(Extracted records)
[Begin]

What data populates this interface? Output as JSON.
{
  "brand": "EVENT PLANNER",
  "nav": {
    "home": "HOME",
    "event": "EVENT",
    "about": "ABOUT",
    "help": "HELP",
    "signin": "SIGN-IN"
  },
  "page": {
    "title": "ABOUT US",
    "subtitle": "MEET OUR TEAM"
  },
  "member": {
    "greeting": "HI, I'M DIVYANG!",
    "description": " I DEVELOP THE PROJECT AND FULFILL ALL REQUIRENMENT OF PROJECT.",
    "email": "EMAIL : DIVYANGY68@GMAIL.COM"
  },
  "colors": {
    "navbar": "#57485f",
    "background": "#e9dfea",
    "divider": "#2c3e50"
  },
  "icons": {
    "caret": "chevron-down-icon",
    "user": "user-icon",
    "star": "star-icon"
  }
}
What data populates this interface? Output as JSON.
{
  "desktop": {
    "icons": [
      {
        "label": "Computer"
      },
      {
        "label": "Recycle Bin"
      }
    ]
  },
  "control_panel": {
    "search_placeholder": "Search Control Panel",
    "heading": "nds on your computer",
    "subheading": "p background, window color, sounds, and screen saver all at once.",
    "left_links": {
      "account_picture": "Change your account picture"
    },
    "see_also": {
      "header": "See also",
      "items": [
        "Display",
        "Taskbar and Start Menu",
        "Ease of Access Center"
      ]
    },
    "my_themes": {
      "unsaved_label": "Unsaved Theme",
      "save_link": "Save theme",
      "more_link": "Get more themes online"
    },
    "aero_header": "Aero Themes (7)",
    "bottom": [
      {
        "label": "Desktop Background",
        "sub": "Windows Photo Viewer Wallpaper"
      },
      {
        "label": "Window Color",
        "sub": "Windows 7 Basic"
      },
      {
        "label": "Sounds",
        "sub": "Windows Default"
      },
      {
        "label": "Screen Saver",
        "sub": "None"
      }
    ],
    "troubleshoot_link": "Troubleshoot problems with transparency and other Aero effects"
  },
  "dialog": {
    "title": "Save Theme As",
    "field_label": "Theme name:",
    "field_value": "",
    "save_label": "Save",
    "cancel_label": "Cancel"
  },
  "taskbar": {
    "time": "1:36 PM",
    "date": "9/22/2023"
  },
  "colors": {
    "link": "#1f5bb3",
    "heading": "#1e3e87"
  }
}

[End]

#### [What is required]
Repeat the material above in full, keeping every word.

#### [The answer]
What data populates this interface? Output as JSON.
{
  "brand": "EVENT PLANNER",
  "nav": {
    "home": "HOME",
    "event": "EVENT",
    "about": "ABOUT",
    "help": "HELP",
    "signin": "SIGN-IN"
  },
  "page": {
    "title": "ABOUT US",
    "subtitle": "MEET OUR TEAM"
  },
  "member": {
    "greeting": "HI, I'M DIVYANG!",
    "description": " I DEVELOP THE PROJECT AND FULFILL ALL REQUIRENMENT OF PROJECT.",
    "email": "EMAIL : DIVYANGY68@GMAIL.COM"
  },
  "colors": {
    "navbar": "#57485f",
    "background": "#e9dfea",
    "divider": "#2c3e50"
  },
  "icons": {
    "caret": "chevron-down-icon",
    "user": "user-icon",
    "star": "star-icon"
  }
}
What data populates this interface? Output as JSON.
{
  "desktop": {
    "icons": [
      {
        "label": "Computer"
      },
      {
        "label": "Recycle Bin"
      }
    ]
  },
  "control_panel": {
    "search_placeholder": "Search Control Panel",
    "heading": "nds on your computer",
    "subheading": "p background, window color, sounds, and screen saver all at once.",
    "left_links": {
      "account_picture": "Change your account picture"
    },
    "see_also": {
      "header": "See also",
      "items": [
        "Display",
        "Taskbar and Start Menu",
        "Ease of Access Center"
      ]
    },
    "my_themes": {
      "unsaved_label": "Unsaved Theme",
      "save_link": "Save theme",
      "more_link": "Get more themes online"
    },
    "aero_header": "Aero Themes (7)",
    "bottom": [
      {
        "label": "Desktop Background",
        "sub": "Windows Photo Viewer Wallpaper"
      },
      {
        "label": "Window Color",
        "sub": "Windows 7 Basic"
      },
      {
        "label": "Sounds",
        "sub": "Windows Default"
      },
      {
        "label": "Screen Saver",
        "sub": "None"
      }
    ],
    "troubleshoot_link": "Troubleshoot problems with transparency and other Aero effects"
  },
  "dialog": {
    "title": "Save Theme As",
    "field_label": "Theme name:",
    "field_value": "",
    "save_label": "Save",
    "cancel_label": "Cancel"
  },
  "taskbar": {
    "time": "1:36 PM",
    "date": "9/22/2023"
  },
  "colors": {
    "link": "#1f5bb3",
    "heading": "#1e3e87"
  }
}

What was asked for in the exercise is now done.